:: Record excerpts ::

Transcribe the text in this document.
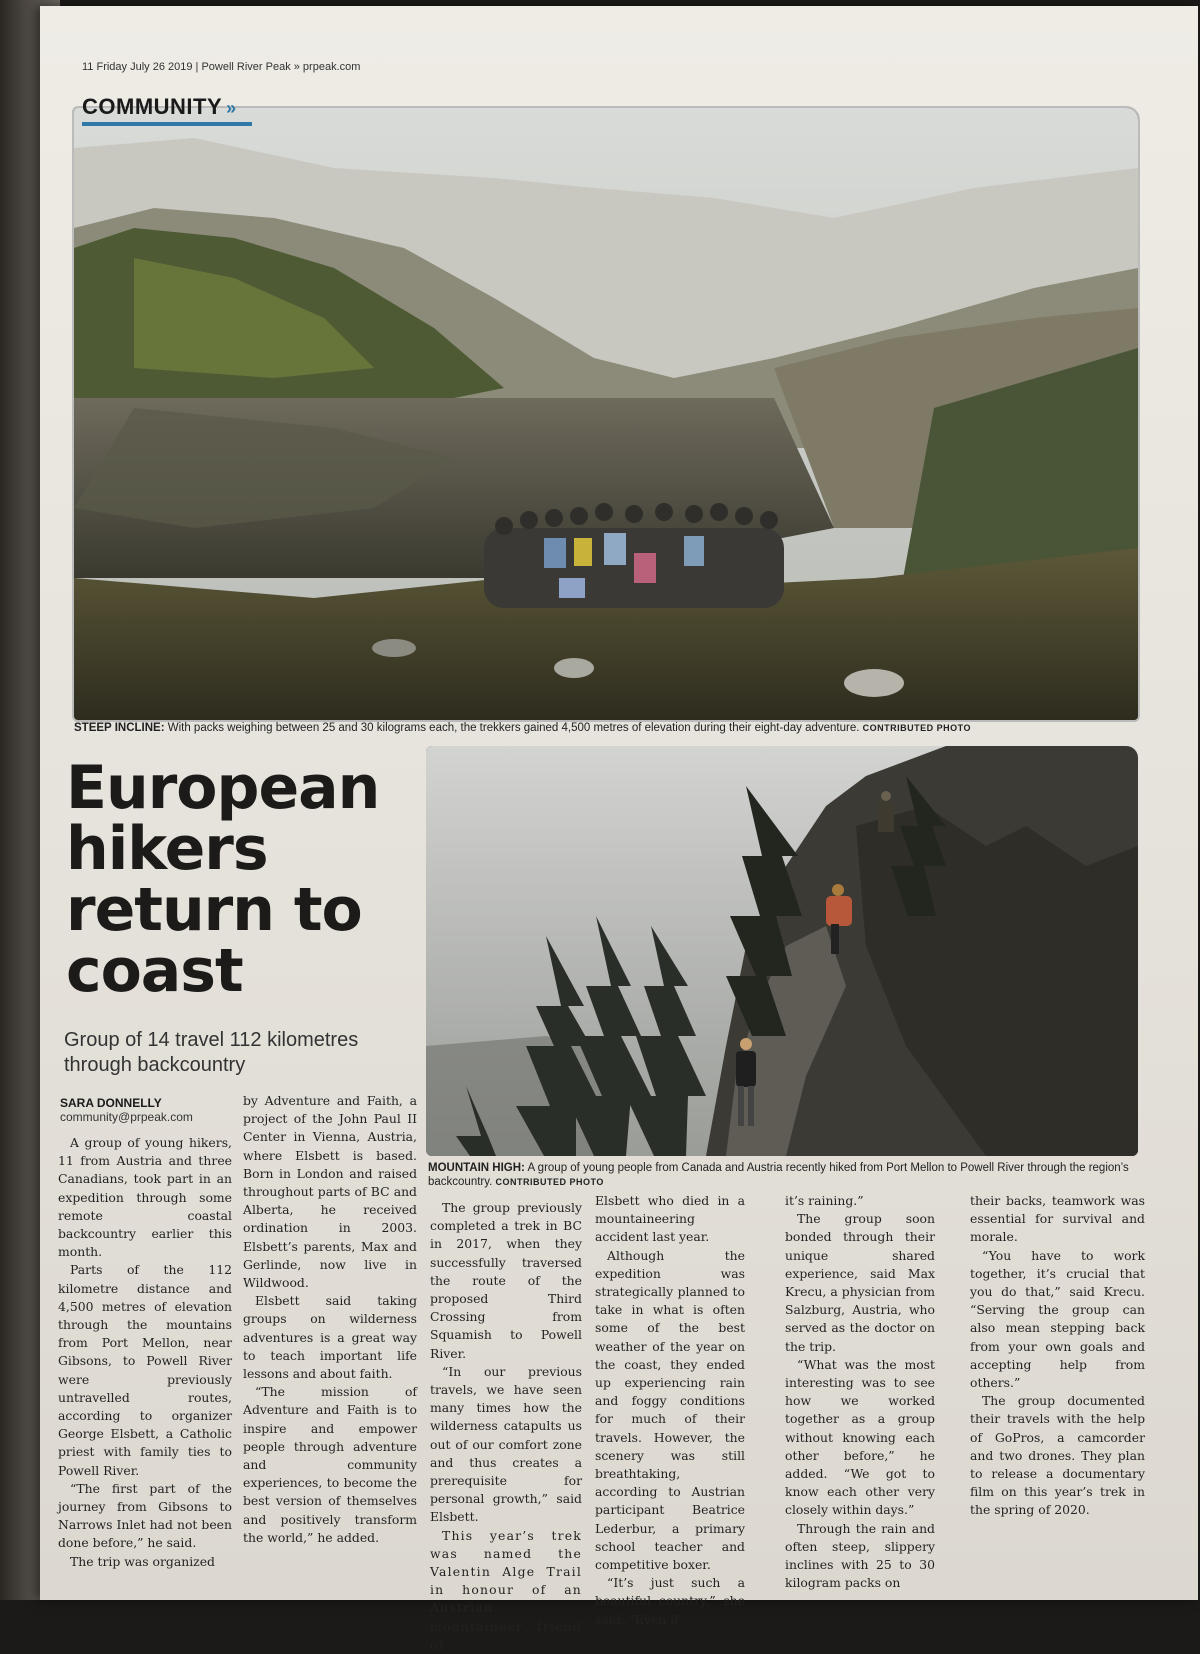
11 Friday July 26 2019 | Powell River Peak » prpeak.com
COMMUNITY »
STEEP INCLINE: With packs weighing between 25 and 30 kilograms each, the trekkers gained 4,500 metres of elevation during their eight-day adventure. CONTRIBUTED PHOTO
European hikers return to coast
Group of 14 travel 112 kilometres through backcountry
MOUNTAIN HIGH: A group of young people from Canada and Austria recently hiked from Port Mellon to Powell River through the region’s backcountry. CONTRIBUTED PHOTO
SARA DONNELLY
community@prpeak.com

A group of young hikers, 11 from Austria and three Canadians, took part in an expedition through some remote coastal backcountry earlier this month.

Parts of the 112 kilometre distance and 4,500 metres of elevation through the mountains from Port Mellon, near Gibsons, to Powell River were previously untravelled routes, according to organizer George Elsbett, a Catholic priest with family ties to Powell River.

“The first part of the journey from Gibsons to Narrows Inlet had not been done before,” he said.

The trip was organized

by Adventure and Faith, a project of the John Paul II Center in Vienna, Austria, where Elsbett is based. Born in London and raised throughout parts of BC and Alberta, he received ordination in 2003. Elsbett’s parents, Max and Gerlinde, now live in Wildwood.

Elsbett said taking groups on wilderness adventures is a great way to teach important life lessons and about faith.

“The mission of Adventure and Faith is to inspire and empower people through adventure and community experiences, to become the best version of themselves and positively transform the world,” he added.

The group previously completed a trek in BC in 2017, when they successfully traversed the route of the proposed Third Crossing from Squamish to Powell River.

“In our previous travels, we have seen many times how the wilderness catapults us out of our comfort zone and thus creates a prerequisite for personal growth,” said Elsbett.

This year’s trek was named the Valentin Alge Trail in honour of an Austrian mountaineer friend of

Elsbett who died in a mountaineering accident last year.

Although the expedition was strategically planned to take in what is often some of the best weather of the year on the coast, they ended up experiencing rain and foggy conditions for much of their travels. However, the scenery was still breathtaking, according to Austrian participant Beatrice Lederbur, a primary school teacher and competitive boxer.

“It’s just such a beautiful country,” she said. “Even if

it’s raining.”

The group soon bonded through their unique shared experience, said Max Krecu, a physician from Salzburg, Austria, who served as the doctor on the trip.

“What was the most interesting was to see how we worked together as a group without knowing each other before,” he added. “We got to know each other very closely within days.”

Through the rain and often steep, slippery inclines with 25 to 30 kilogram packs on

their backs, teamwork was essential for survival and morale.

“You have to work together, it’s crucial that you do that,” said Krecu. “Serving the group can also mean stepping back from your own goals and accepting help from others.”

The group documented their travels with the help of GoPros, a camcorder and two drones. They plan to release a documentary film on this year’s trek in the spring of 2020.
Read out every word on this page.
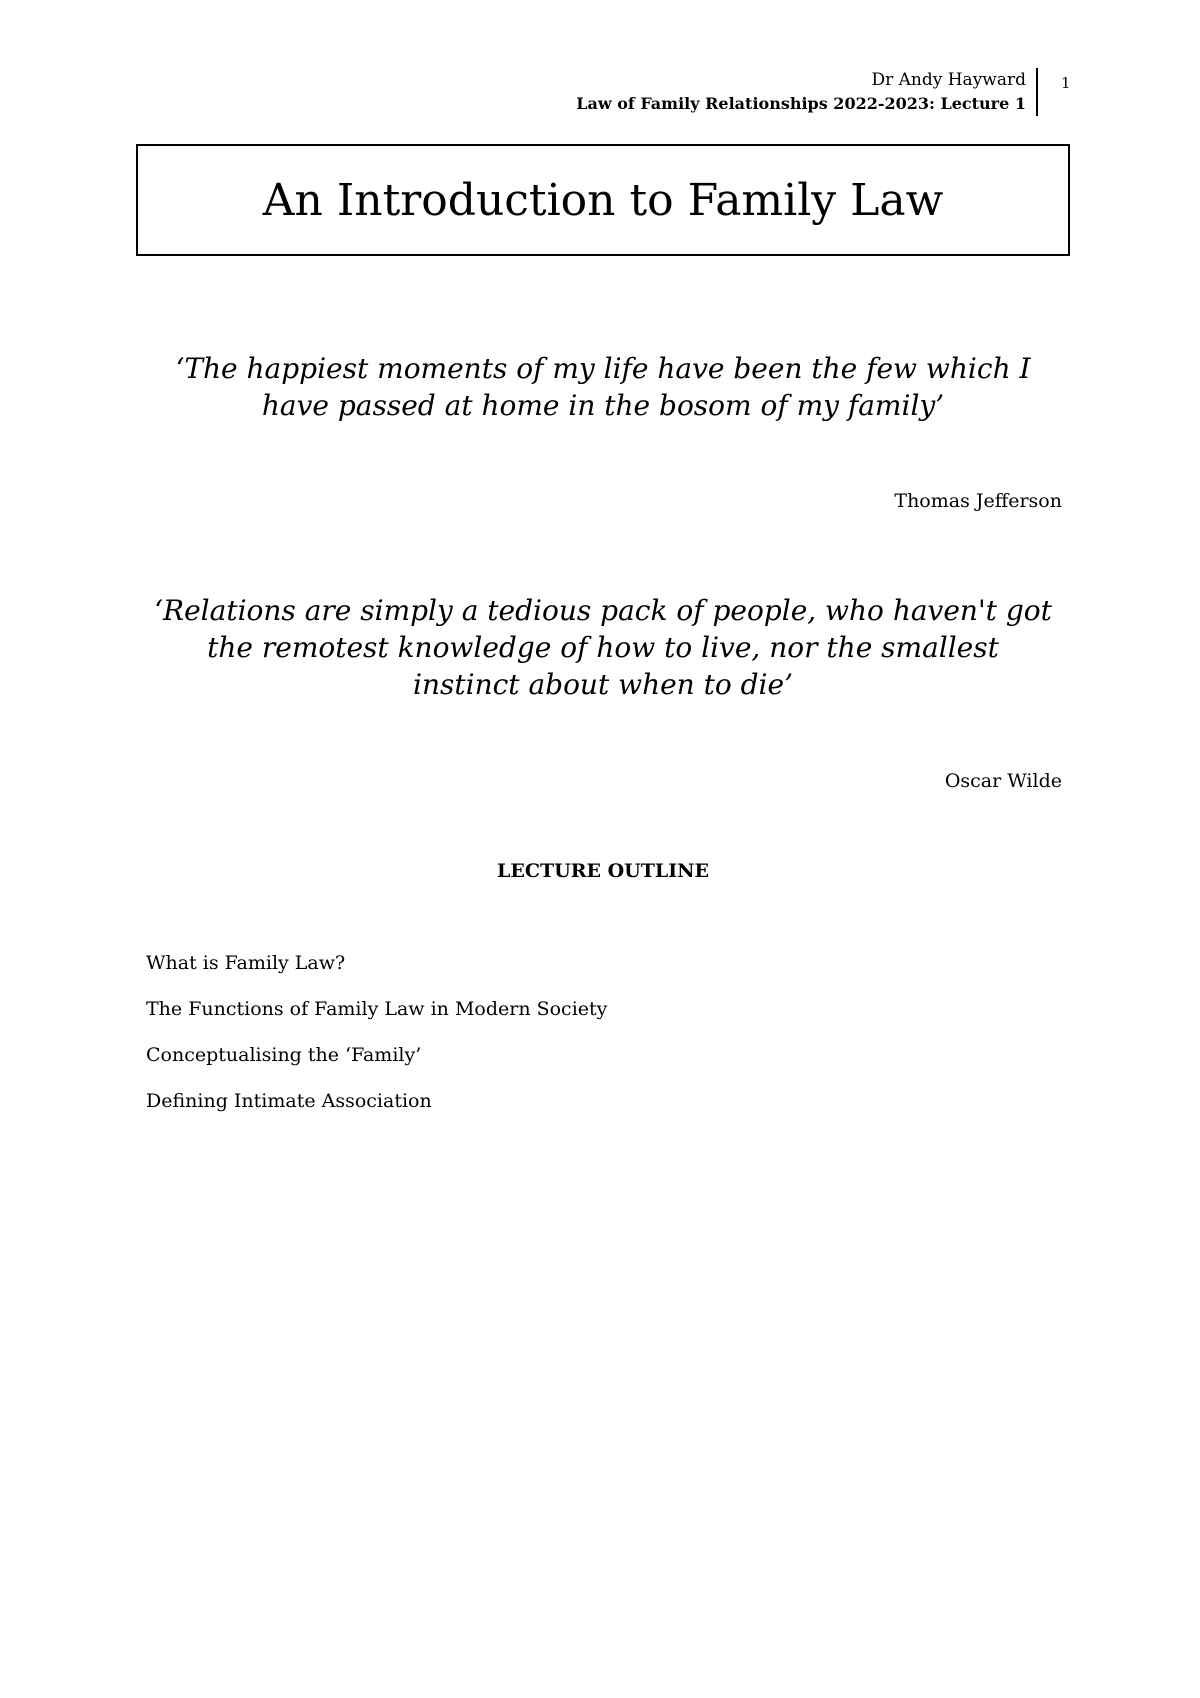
Dr Andy Hayward
Law of Family Relationships 2022-2023: Lecture 1
1
An Introduction to Family Law
‘The happiest moments of my life have been the few which I
have passed at home in the bosom of my family’
Thomas Jefferson
‘Relations are simply a tedious pack of people, who haven't got
the remotest knowledge of how to live, nor the smallest
instinct about when to die’
Oscar Wilde
LECTURE OUTLINE
What is Family Law?
The Functions of Family Law in Modern Society
Conceptualising the ‘Family’
Defining Intimate Association
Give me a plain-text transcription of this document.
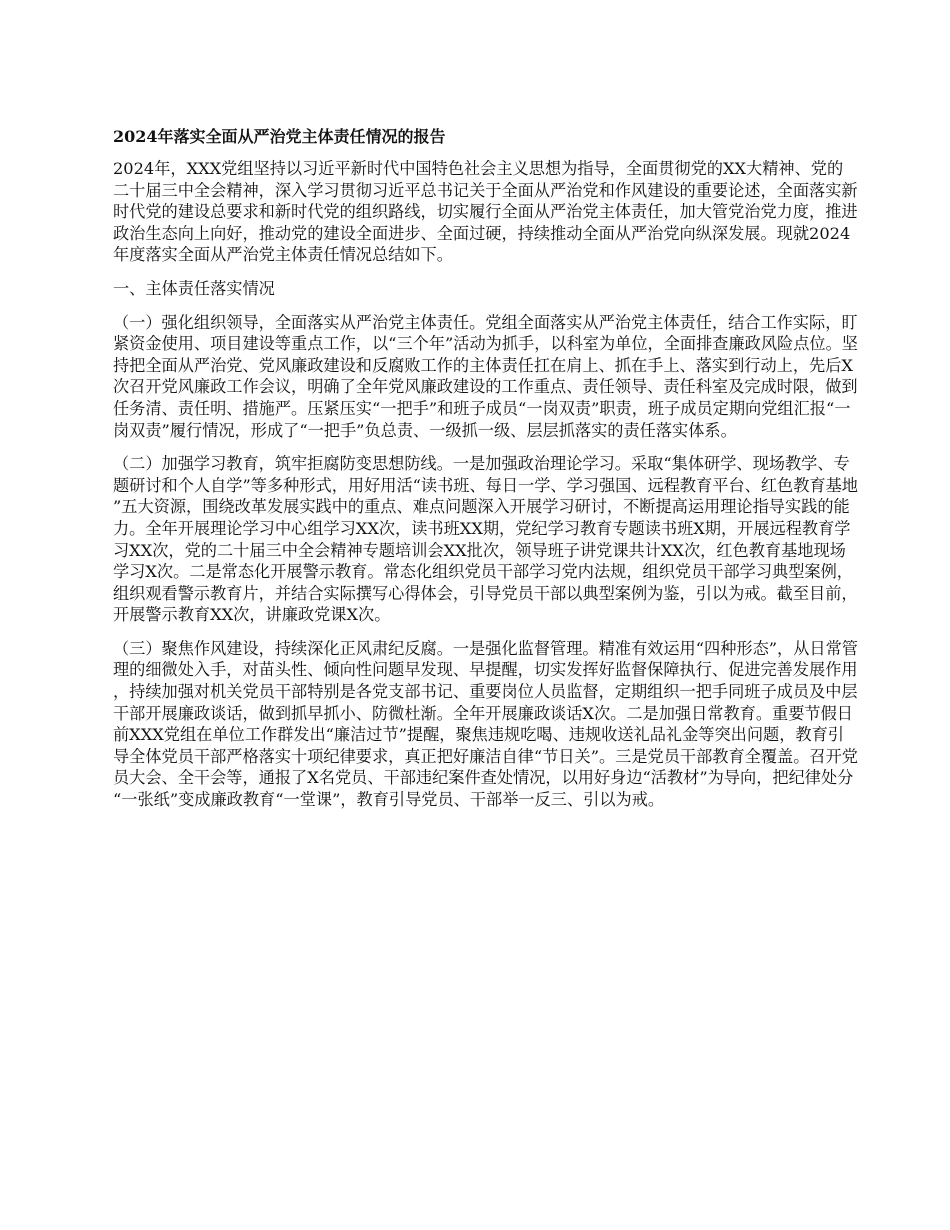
2024年落实全面从严治党主体责任情况的报告

2024年，XXX党组坚持以习近平新时代中国特色社会主义思想为指导，全面贯彻党的XX大精神、党的二十届三中全会精神，深入学习贯彻习近平总书记关于全面从严治党和作风建设的重要论述，全面落实新时代党的建设总要求和新时代党的组织路线，切实履行全面从严治党主体责任，加大管党治党力度，推进政治生态向上向好，推动党的建设全面进步、全面过硬，持续推动全面从严治党向纵深发展。现就2024年度落实全面从严治党主体责任情况总结如下。

一、主体责任落实情况

（一）强化组织领导，全面落实从严治党主体责任。党组全面落实从严治党主体责任，结合工作实际，盯紧资金使用、项目建设等重点工作，以“三个年”活动为抓手，以科室为单位，全面排查廉政风险点位。坚持把全面从严治党、党风廉政建设和反腐败工作的主体责任扛在肩上、抓在手上、落实到行动上，先后X次召开党风廉政工作会议，明确了全年党风廉政建设的工作重点、责任领导、责任科室及完成时限，做到任务清、责任明、措施严。压紧压实“一把手”和班子成员“一岗双责”职责，班子成员定期向党组汇报“一岗双责”履行情况，形成了“一把手”负总责、一级抓一级、层层抓落实的责任落实体系。

（二）加强学习教育，筑牢拒腐防变思想防线。一是加强政治理论学习。采取“集体研学、现场教学、专题研讨和个人自学”等多种形式，用好用活“读书班、每日一学、学习强国、远程教育平台、红色教育基地”五大资源，围绕改革发展实践中的重点、难点问题深入开展学习研讨，不断提高运用理论指导实践的能力。全年开展理论学习中心组学习XX次，读书班XX期，党纪学习教育专题读书班X期，开展远程教育学习XX次，党的二十届三中全会精神专题培训会XX批次，领导班子讲党课共计XX次，红色教育基地现场学习X次。二是常态化开展警示教育。常态化组织党员干部学习党内法规，组织党员干部学习典型案例，组织观看警示教育片，并结合实际撰写心得体会，引导党员干部以典型案例为鉴，引以为戒。截至目前，开展警示教育XX次，讲廉政党课X次。

（三）聚焦作风建设，持续深化正风肃纪反腐。一是强化监督管理。精准有效运用“四种形态”，从日常管理的细微处入手，对苗头性、倾向性问题早发现、早提醒，切实发挥好监督保障执行、促进完善发展作用，持续加强对机关党员干部特别是各党支部书记、重要岗位人员监督，定期组织一把手同班子成员及中层干部开展廉政谈话，做到抓早抓小、防微杜渐。全年开展廉政谈话X次。二是加强日常教育。重要节假日前XXX党组在单位工作群发出“廉洁过节”提醒，聚焦违规吃喝、违规收送礼品礼金等突出问题，教育引导全体党员干部严格落实十项纪律要求，真正把好廉洁自律“节日关”。三是党员干部教育全覆盖。召开党员大会、全干会等，通报了X名党员、干部违纪案件查处情况，以用好身边“活教材”为导向，把纪律处分“一张纸”变成廉政教育“一堂课”，教育引导党员、干部举一反三、引以为戒。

:::

Find all lines holding the string "live" and copy them.

by Adventure and Faith, a project of the John Paul II Center in Vienna, Austria, where Elsbett is based. Born in London and raised throughout parts of BC and Alberta, he received ordination in 2003. Elsbett’s parents, Max and Gerlinde, now live in Wildwood.
the remotest knowledge of how to live, nor the smallest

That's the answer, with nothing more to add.